Rows from a figure dataset
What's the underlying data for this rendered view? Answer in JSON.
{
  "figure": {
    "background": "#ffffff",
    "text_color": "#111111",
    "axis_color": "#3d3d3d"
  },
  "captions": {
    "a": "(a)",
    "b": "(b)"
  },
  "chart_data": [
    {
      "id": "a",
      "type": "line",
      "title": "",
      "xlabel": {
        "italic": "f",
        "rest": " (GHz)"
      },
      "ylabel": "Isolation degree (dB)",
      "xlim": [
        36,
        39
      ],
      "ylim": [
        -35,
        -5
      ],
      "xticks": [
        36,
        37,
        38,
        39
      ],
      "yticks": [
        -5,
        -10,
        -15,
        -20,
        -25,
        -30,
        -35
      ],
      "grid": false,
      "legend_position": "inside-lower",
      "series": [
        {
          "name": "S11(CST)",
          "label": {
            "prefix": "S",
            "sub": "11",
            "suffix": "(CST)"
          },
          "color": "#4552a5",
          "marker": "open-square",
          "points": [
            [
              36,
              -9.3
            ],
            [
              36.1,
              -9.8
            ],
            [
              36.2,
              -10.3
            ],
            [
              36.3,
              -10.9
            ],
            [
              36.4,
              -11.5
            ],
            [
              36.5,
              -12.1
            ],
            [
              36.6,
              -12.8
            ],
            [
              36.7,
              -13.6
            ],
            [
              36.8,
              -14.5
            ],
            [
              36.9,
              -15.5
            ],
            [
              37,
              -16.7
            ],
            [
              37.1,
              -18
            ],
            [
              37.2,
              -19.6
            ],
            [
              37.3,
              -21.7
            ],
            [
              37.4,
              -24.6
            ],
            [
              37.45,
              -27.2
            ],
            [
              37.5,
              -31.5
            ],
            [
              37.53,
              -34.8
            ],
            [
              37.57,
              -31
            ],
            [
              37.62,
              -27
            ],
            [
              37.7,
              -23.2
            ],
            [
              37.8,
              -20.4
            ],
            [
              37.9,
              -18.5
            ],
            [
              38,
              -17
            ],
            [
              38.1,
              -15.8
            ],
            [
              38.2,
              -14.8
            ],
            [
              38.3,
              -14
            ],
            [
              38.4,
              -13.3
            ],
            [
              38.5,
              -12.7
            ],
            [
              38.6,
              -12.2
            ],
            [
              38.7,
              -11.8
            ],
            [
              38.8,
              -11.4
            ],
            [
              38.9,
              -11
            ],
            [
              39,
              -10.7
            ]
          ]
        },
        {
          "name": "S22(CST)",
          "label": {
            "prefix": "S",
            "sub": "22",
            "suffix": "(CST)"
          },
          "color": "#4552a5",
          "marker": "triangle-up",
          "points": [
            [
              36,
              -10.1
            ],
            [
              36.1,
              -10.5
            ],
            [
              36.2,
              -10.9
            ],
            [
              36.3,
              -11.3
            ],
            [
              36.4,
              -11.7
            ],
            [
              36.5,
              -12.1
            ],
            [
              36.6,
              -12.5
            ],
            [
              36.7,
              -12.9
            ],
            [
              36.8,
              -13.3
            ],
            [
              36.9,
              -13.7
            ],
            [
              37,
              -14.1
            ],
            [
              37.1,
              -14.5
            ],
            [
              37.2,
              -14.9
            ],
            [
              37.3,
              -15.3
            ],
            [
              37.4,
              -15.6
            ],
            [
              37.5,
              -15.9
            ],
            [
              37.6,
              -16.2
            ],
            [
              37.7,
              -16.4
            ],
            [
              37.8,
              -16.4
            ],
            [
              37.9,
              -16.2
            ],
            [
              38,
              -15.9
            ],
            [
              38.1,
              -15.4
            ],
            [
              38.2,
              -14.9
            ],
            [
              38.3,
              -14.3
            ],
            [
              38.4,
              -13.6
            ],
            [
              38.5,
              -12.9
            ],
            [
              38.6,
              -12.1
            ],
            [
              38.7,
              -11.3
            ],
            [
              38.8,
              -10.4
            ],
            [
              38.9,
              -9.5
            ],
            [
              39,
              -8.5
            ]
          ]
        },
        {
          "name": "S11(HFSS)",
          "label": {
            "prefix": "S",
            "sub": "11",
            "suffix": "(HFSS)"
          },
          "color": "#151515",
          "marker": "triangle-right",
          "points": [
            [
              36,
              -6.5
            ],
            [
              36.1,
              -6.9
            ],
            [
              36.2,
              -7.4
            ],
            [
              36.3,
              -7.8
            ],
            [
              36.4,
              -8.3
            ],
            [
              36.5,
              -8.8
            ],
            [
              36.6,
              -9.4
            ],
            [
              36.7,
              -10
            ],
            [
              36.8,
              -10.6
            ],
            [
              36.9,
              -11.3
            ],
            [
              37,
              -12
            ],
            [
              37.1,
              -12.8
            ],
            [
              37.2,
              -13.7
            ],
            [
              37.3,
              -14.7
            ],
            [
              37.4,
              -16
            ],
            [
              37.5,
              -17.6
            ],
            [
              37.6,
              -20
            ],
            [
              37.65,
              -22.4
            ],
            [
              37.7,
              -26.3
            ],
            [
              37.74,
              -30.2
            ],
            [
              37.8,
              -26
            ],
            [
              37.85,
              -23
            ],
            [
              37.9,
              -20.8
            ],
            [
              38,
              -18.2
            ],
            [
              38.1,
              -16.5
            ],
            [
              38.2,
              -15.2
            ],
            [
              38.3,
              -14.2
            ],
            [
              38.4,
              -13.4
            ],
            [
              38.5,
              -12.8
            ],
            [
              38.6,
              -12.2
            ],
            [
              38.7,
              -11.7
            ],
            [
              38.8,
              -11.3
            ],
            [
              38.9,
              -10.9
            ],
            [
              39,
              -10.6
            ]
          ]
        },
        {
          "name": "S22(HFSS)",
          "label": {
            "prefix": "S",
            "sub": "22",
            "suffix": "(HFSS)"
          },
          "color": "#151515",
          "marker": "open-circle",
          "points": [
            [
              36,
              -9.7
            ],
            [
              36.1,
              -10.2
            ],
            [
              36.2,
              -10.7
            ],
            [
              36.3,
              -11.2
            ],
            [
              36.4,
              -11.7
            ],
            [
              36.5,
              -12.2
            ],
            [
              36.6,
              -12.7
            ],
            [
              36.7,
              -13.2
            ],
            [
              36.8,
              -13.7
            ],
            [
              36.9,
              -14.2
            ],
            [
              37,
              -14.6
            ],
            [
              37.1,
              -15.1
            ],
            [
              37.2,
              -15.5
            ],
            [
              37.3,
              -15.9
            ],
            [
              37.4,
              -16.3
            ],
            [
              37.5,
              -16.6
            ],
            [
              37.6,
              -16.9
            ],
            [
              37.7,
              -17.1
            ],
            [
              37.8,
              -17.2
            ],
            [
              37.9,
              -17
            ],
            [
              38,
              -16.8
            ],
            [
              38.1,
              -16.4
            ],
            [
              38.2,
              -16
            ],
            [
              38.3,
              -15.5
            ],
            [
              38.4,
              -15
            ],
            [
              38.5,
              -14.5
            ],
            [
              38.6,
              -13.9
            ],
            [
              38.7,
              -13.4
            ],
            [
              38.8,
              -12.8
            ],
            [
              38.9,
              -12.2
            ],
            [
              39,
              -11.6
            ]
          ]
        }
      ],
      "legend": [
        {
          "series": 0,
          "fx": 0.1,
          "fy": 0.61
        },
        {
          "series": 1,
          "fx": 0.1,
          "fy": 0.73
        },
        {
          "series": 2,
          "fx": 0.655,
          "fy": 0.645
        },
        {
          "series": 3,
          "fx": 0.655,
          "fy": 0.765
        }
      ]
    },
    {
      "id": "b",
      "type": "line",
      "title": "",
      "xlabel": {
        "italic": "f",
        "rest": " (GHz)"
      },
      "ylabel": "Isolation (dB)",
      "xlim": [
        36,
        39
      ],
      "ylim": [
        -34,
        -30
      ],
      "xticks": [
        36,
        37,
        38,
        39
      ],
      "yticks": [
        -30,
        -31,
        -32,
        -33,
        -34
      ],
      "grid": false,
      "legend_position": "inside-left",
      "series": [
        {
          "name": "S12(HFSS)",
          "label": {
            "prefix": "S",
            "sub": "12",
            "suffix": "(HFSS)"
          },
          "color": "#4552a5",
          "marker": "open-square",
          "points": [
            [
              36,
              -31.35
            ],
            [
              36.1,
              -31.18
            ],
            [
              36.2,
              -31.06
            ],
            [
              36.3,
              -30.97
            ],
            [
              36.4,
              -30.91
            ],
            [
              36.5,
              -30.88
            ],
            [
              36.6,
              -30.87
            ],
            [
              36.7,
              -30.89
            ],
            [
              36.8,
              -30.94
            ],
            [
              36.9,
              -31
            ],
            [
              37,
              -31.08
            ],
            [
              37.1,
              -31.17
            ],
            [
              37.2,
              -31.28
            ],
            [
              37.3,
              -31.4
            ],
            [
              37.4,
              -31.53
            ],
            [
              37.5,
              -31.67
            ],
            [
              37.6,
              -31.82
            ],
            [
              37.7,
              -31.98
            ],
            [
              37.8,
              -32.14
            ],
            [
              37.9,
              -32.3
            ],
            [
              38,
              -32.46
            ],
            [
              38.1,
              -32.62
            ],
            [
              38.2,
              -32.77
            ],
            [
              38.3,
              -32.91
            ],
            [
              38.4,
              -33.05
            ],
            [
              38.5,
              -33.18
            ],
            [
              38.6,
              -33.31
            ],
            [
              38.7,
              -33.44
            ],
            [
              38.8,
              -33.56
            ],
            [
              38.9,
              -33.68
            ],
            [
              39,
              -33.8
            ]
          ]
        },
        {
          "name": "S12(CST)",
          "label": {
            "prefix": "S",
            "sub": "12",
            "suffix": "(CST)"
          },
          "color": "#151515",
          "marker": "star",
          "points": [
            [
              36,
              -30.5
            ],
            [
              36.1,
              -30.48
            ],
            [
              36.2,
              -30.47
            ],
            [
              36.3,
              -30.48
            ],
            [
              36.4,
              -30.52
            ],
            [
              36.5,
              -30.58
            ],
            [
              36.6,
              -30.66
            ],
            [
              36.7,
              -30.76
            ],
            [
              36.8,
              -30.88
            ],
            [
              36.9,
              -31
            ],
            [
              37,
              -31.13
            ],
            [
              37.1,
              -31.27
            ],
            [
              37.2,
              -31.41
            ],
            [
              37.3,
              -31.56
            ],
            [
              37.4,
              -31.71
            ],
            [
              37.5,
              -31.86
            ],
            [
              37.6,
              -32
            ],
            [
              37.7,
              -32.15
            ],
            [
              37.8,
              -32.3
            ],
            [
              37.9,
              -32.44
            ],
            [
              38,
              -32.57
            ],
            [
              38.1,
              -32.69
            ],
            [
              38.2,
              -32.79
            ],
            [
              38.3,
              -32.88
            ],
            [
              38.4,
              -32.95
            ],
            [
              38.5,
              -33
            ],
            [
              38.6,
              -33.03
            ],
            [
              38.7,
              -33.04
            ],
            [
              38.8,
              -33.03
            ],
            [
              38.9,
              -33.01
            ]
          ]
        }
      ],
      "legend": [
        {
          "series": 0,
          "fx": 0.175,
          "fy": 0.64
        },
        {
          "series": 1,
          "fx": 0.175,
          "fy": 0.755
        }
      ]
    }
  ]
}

Directions: In the listing, find each line with the string "ylabel" and copy it.

Right answer:
      "ylabel": "Isolation degree (dB)",
      "ylabel": "Isolation (dB)",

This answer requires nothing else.